Rendered page images
++++
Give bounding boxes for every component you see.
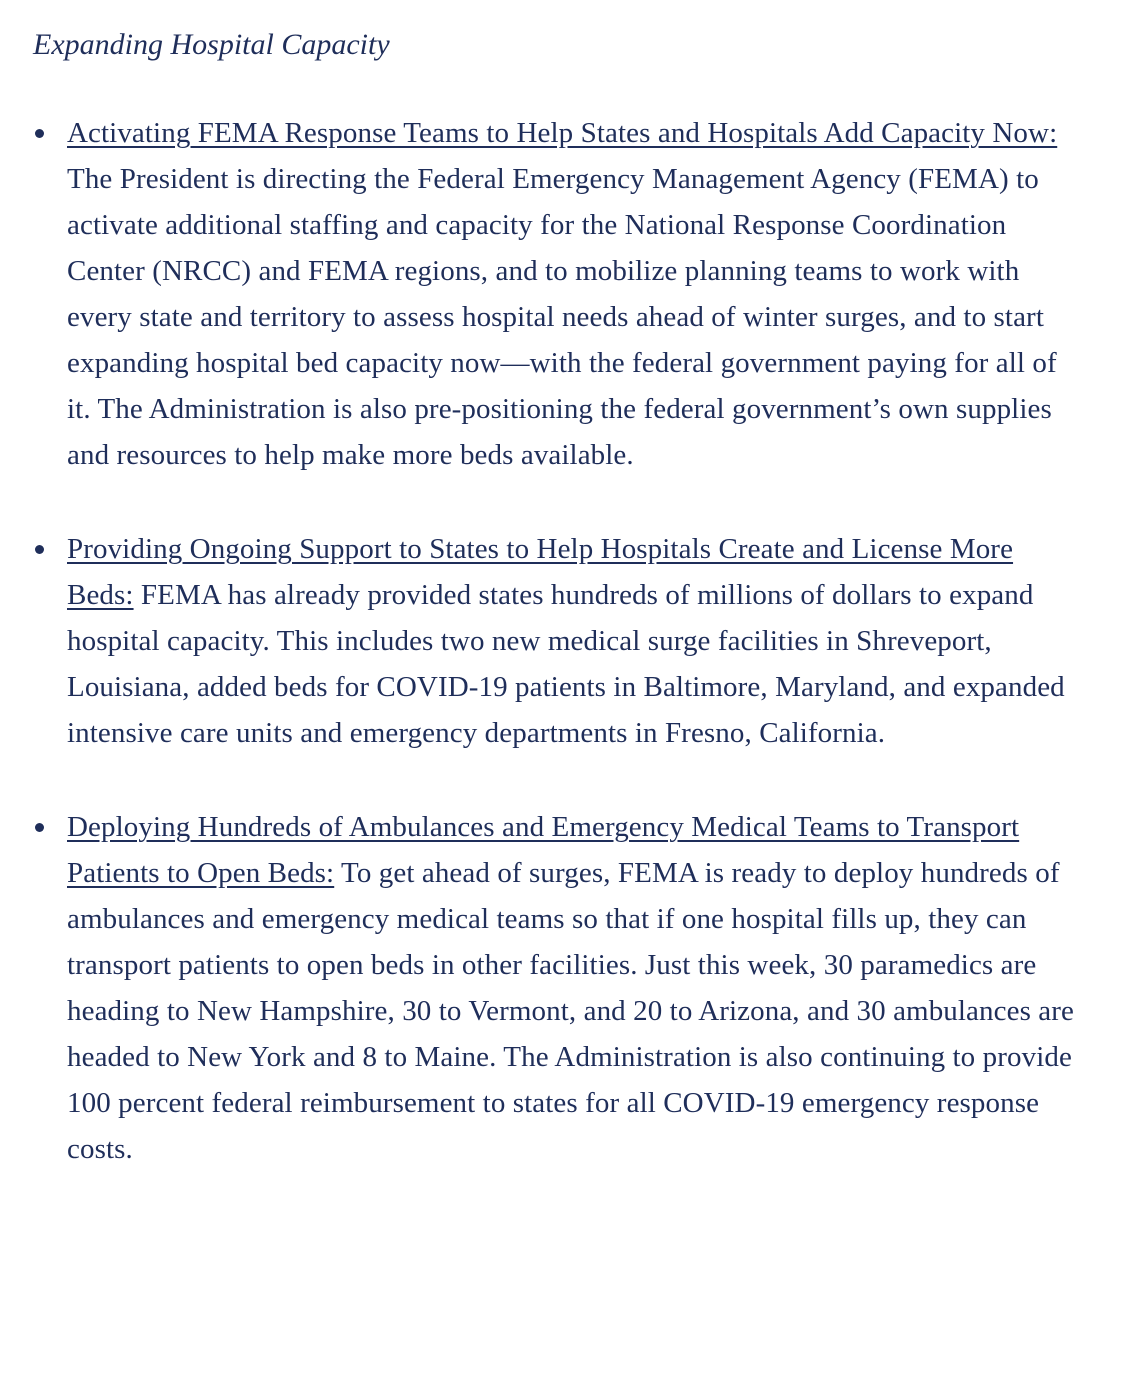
bullet-icon: [35, 823, 44, 832]
list-item: [0, 526, 1122, 756]
item-body: To get ahead of surges, FEMA is ready to deploy hundreds of ambulances and emergency medical teams so that if one hospital fills up, they can transport patients to open beds in other facilities. Just this week, 30 paramedics are heading to New Hampshire, 30 to Vermont, and 20 to Arizona, and 30 ambulances are headed to New York and 8 to Maine. The Administration is also continuing to provide 100 percent federal reimbursement to states for all COVID-19 emergency response costs.: [67, 857, 1074, 1165]
bullet-icon: [35, 129, 44, 138]
item-body: FEMA has already provided states hundreds of millions of dollars to expand hospital capacity. This includes two new medical surge facilities in Shreveport, Louisiana, added beds for COVID-19 patients in Baltimore, Maryland, and expanded intensive care units and emergency departments in Fresno, California.: [67, 579, 1065, 749]
item-link[interactable]: Providing Ongoing Support to States to Help Hospitals Create and License More Beds:: [67, 533, 1014, 611]
list-item: [0, 804, 1122, 1172]
bullet-icon: [35, 545, 44, 554]
item-link[interactable]: Activating FEMA Response Teams to Help States and Hospitals Add Capacity Now:: [67, 117, 1058, 149]
item-link[interactable]: Deploying Hundreds of Ambulances and Emergency Medical Teams to Transport Patients to Open Beds:: [67, 811, 1020, 889]
bullet-list: [0, 110, 1122, 1220]
item-body: The President is directing the Federal Emergency Management Agency (FEMA) to activate additional staffing and capacity for the National Response Coordination Center (NRCC) and FEMA regions, and to mobilize planning teams to work with every state and territory to assess hospital needs ahead of winter surges, and to start expanding hospital bed capacity now—with the federal government paying for all of it. The Administration is also pre-positioning the federal government’s own supplies and resources to help make more beds available.: [67, 163, 1057, 471]
section-heading: Expanding Hospital Capacity: [33, 28, 390, 61]
list-item: [0, 110, 1122, 478]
++++
TASK INSTRUCTIONS: Wherever the word "every" appears in the entries above, copy that whole line.

RESULT FOR THIS TASK:
Give bounding boxes for every component you see.
item-body: The President is directing the Federal Emergency Management Agency (FEMA) to activate additional staffing and capacity for the National Response Coordination Center (NRCC) and FEMA regions, and to mobilize planning teams to work with every state and territory to assess hospital needs ahead of winter surges, and to start expanding hospital bed capacity now—with the federal government paying for all of it. The Administration is also pre-positioning the federal government’s own supplies and resources to help make more beds available.: [67, 163, 1057, 471]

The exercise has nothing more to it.